**INPUT RECORDS**
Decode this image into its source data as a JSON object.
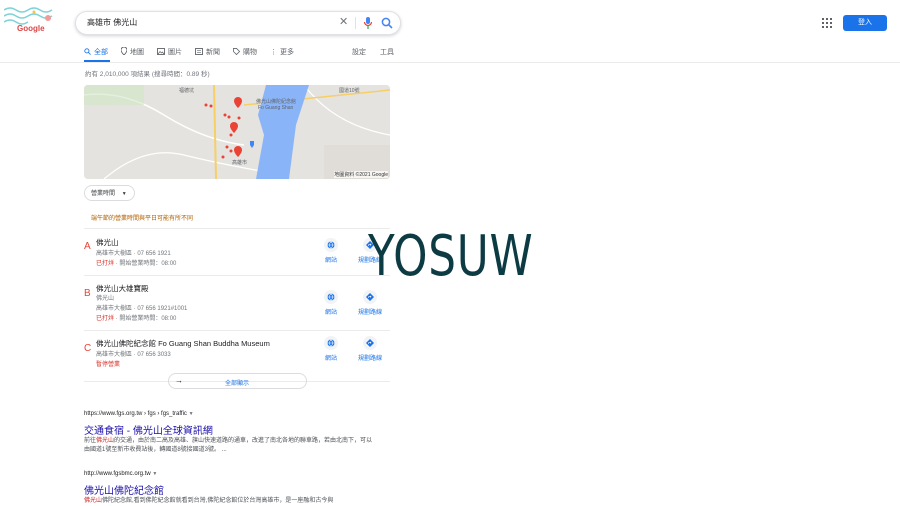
{
  "header": {
    "doodle_alt": "Google",
    "search_query": "高雄市 佛光山",
    "sign_in": "登入"
  },
  "tabs": [
    {
      "label": "全部",
      "icon": "search-icon"
    },
    {
      "label": "地圖",
      "icon": "map-pin-icon"
    },
    {
      "label": "圖片",
      "icon": "image-icon"
    },
    {
      "label": "新聞",
      "icon": "news-icon"
    },
    {
      "label": "購物",
      "icon": "tag-icon"
    },
    {
      "label": "更多",
      "icon": "more-icon"
    }
  ],
  "tools": {
    "settings": "設定",
    "tools": "工具"
  },
  "stats": "約有 2,010,000 項結果 (搜尋時間：0.89 秒)",
  "map": {
    "labels": [
      "福德坑",
      "佛光山佛陀紀念館",
      "Fo Guang Shan",
      "國道10號",
      "高雄市"
    ],
    "copyright": "地圖資料 ©2021 Google"
  },
  "filter": {
    "hours": "營業時間"
  },
  "notice": "端午節的營業時間與平日可能有所不同",
  "places": [
    {
      "letter": "A",
      "name": "佛光山",
      "category": "",
      "address": "高雄市大樹區 · 07 656 1921",
      "status": "已打烊",
      "hours": " · 開始營業時間：08:00"
    },
    {
      "letter": "B",
      "name": "佛光山大雄寶殿",
      "category": "佛光山",
      "address": "高雄市大樹區 · 07 656 1921#1001",
      "status": "已打烊",
      "hours": " · 開始營業時間：08:00"
    },
    {
      "letter": "C",
      "name": "佛光山佛陀紀念館 Fo Guang Shan Buddha Museum",
      "category": "",
      "address": "高雄市大樹區 · 07 656 3033",
      "status": "暫停營業",
      "hours": ""
    }
  ],
  "actions": {
    "website": "網站",
    "directions": "規劃路線"
  },
  "view_all": "全部顯示",
  "results": [
    {
      "url": "https://www.fgs.org.tw › fgs › fgs_traffic",
      "title": "交通食宿 - 佛光山全球資訊網",
      "snippet_pre": "前往",
      "snippet_hl": "佛光山",
      "snippet_post": "的交通，由於南二高及高雄、旗山快速道路的通車，改進了南北各地的聯車路，若由北南下，可以由國道1號至新市收費站後，轉國道8號接國道3號。 ..."
    },
    {
      "url": "http://www.fgsbmc.org.tw",
      "title": "佛光山佛陀紀念館",
      "snippet_pre": "",
      "snippet_hl": "佛光山",
      "snippet_post": "佛陀紀念館,看到佛陀紀念館就看到台灣,佛陀紀念館位於台灣高雄市，是一座融和古今與"
    }
  ],
  "watermark": "YOSUW",
  "colors": {
    "accent": "#1a73e8",
    "link": "#1a0dab",
    "closed": "#d93025",
    "marker": "#ea4335"
  }
}
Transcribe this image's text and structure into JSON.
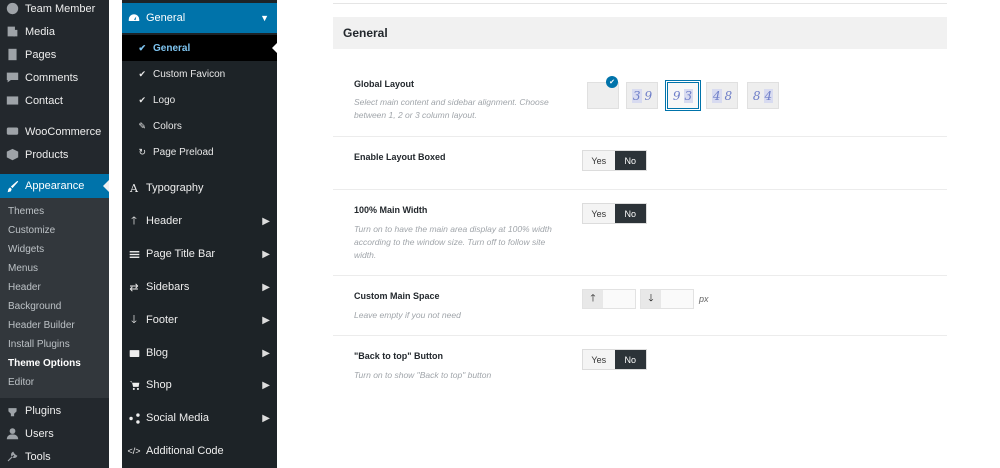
{
  "wp_menu": {
    "items": [
      {
        "label": "Team Member",
        "icon": "team-member-icon"
      },
      {
        "label": "Media",
        "icon": "media-icon"
      },
      {
        "label": "Pages",
        "icon": "pages-icon"
      },
      {
        "label": "Comments",
        "icon": "comments-icon"
      },
      {
        "label": "Contact",
        "icon": "contact-icon"
      },
      {
        "label": "WooCommerce",
        "icon": "woocommerce-icon"
      },
      {
        "label": "Products",
        "icon": "products-icon"
      },
      {
        "label": "Appearance",
        "icon": "appearance-icon"
      },
      {
        "label": "Plugins",
        "icon": "plugins-icon"
      },
      {
        "label": "Users",
        "icon": "users-icon"
      },
      {
        "label": "Tools",
        "icon": "tools-icon"
      }
    ],
    "appearance_sub": [
      "Themes",
      "Customize",
      "Widgets",
      "Menus",
      "Header",
      "Background",
      "Header Builder",
      "Install Plugins",
      "Theme Options",
      "Editor"
    ],
    "active_color": "#0073aa"
  },
  "options_nav": {
    "general": "General",
    "general_sub": [
      "General",
      "Custom Favicon",
      "Logo",
      "Colors",
      "Page Preload"
    ],
    "items": [
      "Typography",
      "Header",
      "Page Title Bar",
      "Sidebars",
      "Footer",
      "Blog",
      "Shop",
      "Social Media",
      "Additional Code"
    ]
  },
  "section": {
    "title": "General"
  },
  "settings": {
    "global_layout": {
      "title": "Global Layout",
      "desc": "Select main content and sidebar alignment. Choose between 1, 2 or 3 column layout.",
      "options": [
        {
          "left": "",
          "right": ""
        },
        {
          "left": "3",
          "right": "9"
        },
        {
          "left": "9",
          "right": "3"
        },
        {
          "left": "4",
          "right": "8"
        },
        {
          "left": "8",
          "right": "4"
        }
      ],
      "selected": "9 3"
    },
    "layout_boxed": {
      "title": "Enable Layout Boxed",
      "yes": "Yes",
      "no": "No",
      "value": "No"
    },
    "main_width": {
      "title": "100% Main Width",
      "desc": "Turn on to have the main area display at 100% width according to the window size. Turn off to follow site width.",
      "yes": "Yes",
      "no": "No",
      "value": "No"
    },
    "main_space": {
      "title": "Custom Main Space",
      "desc": "Leave empty if you not need",
      "top_value": "",
      "bottom_value": "",
      "unit": "px"
    },
    "back_to_top": {
      "title": "\"Back to top\" Button",
      "desc": "Turn on to show \"Back to top\" button",
      "yes": "Yes",
      "no": "No",
      "value": "No"
    }
  }
}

**WHAT YOU HAVE TO DO**
Look through the entries above; copy every line holding the string "name".

**EXERCISE SOLUTION**
      "name": "佛光山",
      "name": "佛光山大雄寶殿",
      "name": "佛光山佛陀紀念館 Fo Guang Shan Buddha Museum",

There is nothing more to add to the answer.